• **TASK TO CARRY OUT**: Output the data exactly, with every line intact.

(Dataset rows)

┄┄┄┄┄┄

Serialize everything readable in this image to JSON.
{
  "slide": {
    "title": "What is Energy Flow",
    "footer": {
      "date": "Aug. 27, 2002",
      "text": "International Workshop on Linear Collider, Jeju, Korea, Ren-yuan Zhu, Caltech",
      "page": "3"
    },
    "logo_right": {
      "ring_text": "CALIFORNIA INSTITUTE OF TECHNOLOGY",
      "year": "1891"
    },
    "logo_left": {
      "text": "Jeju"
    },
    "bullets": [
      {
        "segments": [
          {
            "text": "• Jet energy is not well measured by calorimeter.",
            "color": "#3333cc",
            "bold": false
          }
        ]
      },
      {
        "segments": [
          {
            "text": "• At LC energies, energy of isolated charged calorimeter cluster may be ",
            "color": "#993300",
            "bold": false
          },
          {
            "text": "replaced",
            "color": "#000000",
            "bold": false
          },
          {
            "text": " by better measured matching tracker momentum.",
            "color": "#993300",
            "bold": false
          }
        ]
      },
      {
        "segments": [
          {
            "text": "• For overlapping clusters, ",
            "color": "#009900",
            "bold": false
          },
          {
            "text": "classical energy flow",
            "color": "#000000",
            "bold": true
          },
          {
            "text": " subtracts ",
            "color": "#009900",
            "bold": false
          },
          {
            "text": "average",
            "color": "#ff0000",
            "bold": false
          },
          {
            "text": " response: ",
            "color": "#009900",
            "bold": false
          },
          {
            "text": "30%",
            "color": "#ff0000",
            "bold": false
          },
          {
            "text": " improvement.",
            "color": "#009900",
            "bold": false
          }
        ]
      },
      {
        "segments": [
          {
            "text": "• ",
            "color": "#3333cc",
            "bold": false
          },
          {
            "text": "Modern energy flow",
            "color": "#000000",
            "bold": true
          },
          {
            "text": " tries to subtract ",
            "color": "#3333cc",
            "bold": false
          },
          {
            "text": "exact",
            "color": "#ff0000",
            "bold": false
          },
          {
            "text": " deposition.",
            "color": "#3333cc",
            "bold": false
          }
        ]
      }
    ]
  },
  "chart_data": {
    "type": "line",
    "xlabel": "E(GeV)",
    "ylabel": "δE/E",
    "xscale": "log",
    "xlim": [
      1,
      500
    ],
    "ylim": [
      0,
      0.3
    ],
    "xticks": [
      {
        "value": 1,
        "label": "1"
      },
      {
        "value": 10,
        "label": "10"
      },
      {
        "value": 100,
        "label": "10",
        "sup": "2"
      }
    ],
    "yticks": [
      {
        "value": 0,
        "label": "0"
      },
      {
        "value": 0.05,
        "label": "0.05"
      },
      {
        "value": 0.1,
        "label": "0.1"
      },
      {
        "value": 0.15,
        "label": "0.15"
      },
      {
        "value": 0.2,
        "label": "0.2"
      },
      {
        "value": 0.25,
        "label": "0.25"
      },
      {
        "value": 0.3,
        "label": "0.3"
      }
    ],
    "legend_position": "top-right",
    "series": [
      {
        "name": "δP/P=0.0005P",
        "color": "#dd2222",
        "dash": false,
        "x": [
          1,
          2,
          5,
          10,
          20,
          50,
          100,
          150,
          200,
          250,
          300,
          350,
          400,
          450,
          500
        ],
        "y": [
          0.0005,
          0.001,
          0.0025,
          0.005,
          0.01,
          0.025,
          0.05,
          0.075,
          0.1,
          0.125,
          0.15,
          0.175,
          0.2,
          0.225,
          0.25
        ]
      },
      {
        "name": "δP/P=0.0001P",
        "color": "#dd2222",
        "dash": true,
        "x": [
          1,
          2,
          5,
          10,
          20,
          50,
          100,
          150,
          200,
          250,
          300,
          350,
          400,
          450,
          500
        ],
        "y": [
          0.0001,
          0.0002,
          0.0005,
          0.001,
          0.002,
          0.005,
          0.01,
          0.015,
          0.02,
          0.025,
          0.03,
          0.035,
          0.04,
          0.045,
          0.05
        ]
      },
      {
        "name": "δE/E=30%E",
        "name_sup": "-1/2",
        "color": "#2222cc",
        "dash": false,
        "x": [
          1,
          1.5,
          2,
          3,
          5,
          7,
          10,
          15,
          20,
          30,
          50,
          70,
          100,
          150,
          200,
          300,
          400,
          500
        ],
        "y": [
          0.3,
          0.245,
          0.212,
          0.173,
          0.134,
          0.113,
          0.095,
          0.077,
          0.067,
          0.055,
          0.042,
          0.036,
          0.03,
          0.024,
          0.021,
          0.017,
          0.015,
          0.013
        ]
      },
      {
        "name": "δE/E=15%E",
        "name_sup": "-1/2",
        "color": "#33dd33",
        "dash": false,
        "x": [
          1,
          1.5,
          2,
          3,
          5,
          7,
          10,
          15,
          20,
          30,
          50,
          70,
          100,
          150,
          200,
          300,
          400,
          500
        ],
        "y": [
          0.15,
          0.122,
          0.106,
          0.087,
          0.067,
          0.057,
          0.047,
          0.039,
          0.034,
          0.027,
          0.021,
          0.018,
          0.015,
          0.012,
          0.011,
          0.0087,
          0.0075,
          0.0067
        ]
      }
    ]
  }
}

┄┄┄┄┄┄

• **ANSWER FOR THE TASK**:
Serialize everything readable in this image to JSON.
{
  "slide": {
    "title": "What is Energy Flow",
    "footer": {
      "date": "Aug. 27, 2002",
      "text": "International Workshop on Linear Collider, Jeju, Korea, Ren-yuan Zhu, Caltech",
      "page": "3"
    },
    "logo_right": {
      "ring_text": "CALIFORNIA INSTITUTE OF TECHNOLOGY",
      "year": "1891"
    },
    "logo_left": {
      "text": "Jeju"
    },
    "bullets": [
      {
        "segments": [
          {
            "text": "• Jet energy is not well measured by calorimeter.",
            "color": "#3333cc",
            "bold": false
          }
        ]
      },
      {
        "segments": [
          {
            "text": "• At LC energies, energy of isolated charged calorimeter cluster may be ",
            "color": "#993300",
            "bold": false
          },
          {
            "text": "replaced",
            "color": "#000000",
            "bold": false
          },
          {
            "text": " by better measured matching tracker momentum.",
            "color": "#993300",
            "bold": false
          }
        ]
      },
      {
        "segments": [
          {
            "text": "• For overlapping clusters, ",
            "color": "#009900",
            "bold": false
          },
          {
            "text": "classical energy flow",
            "color": "#000000",
            "bold": true
          },
          {
            "text": " subtracts ",
            "color": "#009900",
            "bold": false
          },
          {
            "text": "average",
            "color": "#ff0000",
            "bold": false
          },
          {
            "text": " response: ",
            "color": "#009900",
            "bold": false
          },
          {
            "text": "30%",
            "color": "#ff0000",
            "bold": false
          },
          {
            "text": " improvement.",
            "color": "#009900",
            "bold": false
          }
        ]
      },
      {
        "segments": [
          {
            "text": "• ",
            "color": "#3333cc",
            "bold": false
          },
          {
            "text": "Modern energy flow",
            "color": "#000000",
            "bold": true
          },
          {
            "text": " tries to subtract ",
            "color": "#3333cc",
            "bold": false
          },
          {
            "text": "exact",
            "color": "#ff0000",
            "bold": false
          },
          {
            "text": " deposition.",
            "color": "#3333cc",
            "bold": false
          }
        ]
      }
    ]
  },
  "chart_data": {
    "type": "line",
    "xlabel": "E(GeV)",
    "ylabel": "δE/E",
    "xscale": "log",
    "xlim": [
      1,
      500
    ],
    "ylim": [
      0,
      0.3
    ],
    "xticks": [
      {
        "value": 1,
        "label": "1"
      },
      {
        "value": 10,
        "label": "10"
      },
      {
        "value": 100,
        "label": "10",
        "sup": "2"
      }
    ],
    "yticks": [
      {
        "value": 0,
        "label": "0"
      },
      {
        "value": 0.05,
        "label": "0.05"
      },
      {
        "value": 0.1,
        "label": "0.1"
      },
      {
        "value": 0.15,
        "label": "0.15"
      },
      {
        "value": 0.2,
        "label": "0.2"
      },
      {
        "value": 0.25,
        "label": "0.25"
      },
      {
        "value": 0.3,
        "label": "0.3"
      }
    ],
    "legend_position": "top-right",
    "series": [
      {
        "name": "δP/P=0.0005P",
        "color": "#dd2222",
        "dash": false,
        "x": [
          1,
          2,
          5,
          10,
          20,
          50,
          100,
          150,
          200,
          250,
          300,
          350,
          400,
          450,
          500
        ],
        "y": [
          0.0005,
          0.001,
          0.0025,
          0.005,
          0.01,
          0.025,
          0.05,
          0.075,
          0.1,
          0.125,
          0.15,
          0.175,
          0.2,
          0.225,
          0.25
        ]
      },
      {
        "name": "δP/P=0.0001P",
        "color": "#dd2222",
        "dash": true,
        "x": [
          1,
          2,
          5,
          10,
          20,
          50,
          100,
          150,
          200,
          250,
          300,
          350,
          400,
          450,
          500
        ],
        "y": [
          0.0001,
          0.0002,
          0.0005,
          0.001,
          0.002,
          0.005,
          0.01,
          0.015,
          0.02,
          0.025,
          0.03,
          0.035,
          0.04,
          0.045,
          0.05
        ]
      },
      {
        "name": "δE/E=30%E",
        "name_sup": "-1/2",
        "color": "#2222cc",
        "dash": false,
        "x": [
          1,
          1.5,
          2,
          3,
          5,
          7,
          10,
          15,
          20,
          30,
          50,
          70,
          100,
          150,
          200,
          300,
          400,
          500
        ],
        "y": [
          0.3,
          0.245,
          0.212,
          0.173,
          0.134,
          0.113,
          0.095,
          0.077,
          0.067,
          0.055,
          0.042,
          0.036,
          0.03,
          0.024,
          0.021,
          0.017,
          0.015,
          0.013
        ]
      },
      {
        "name": "δE/E=15%E",
        "name_sup": "-1/2",
        "color": "#33dd33",
        "dash": false,
        "x": [
          1,
          1.5,
          2,
          3,
          5,
          7,
          10,
          15,
          20,
          30,
          50,
          70,
          100,
          150,
          200,
          300,
          400,
          500
        ],
        "y": [
          0.15,
          0.122,
          0.106,
          0.087,
          0.067,
          0.057,
          0.047,
          0.039,
          0.034,
          0.027,
          0.021,
          0.018,
          0.015,
          0.012,
          0.011,
          0.0087,
          0.0075,
          0.0067
        ]
      }
    ]
  }
}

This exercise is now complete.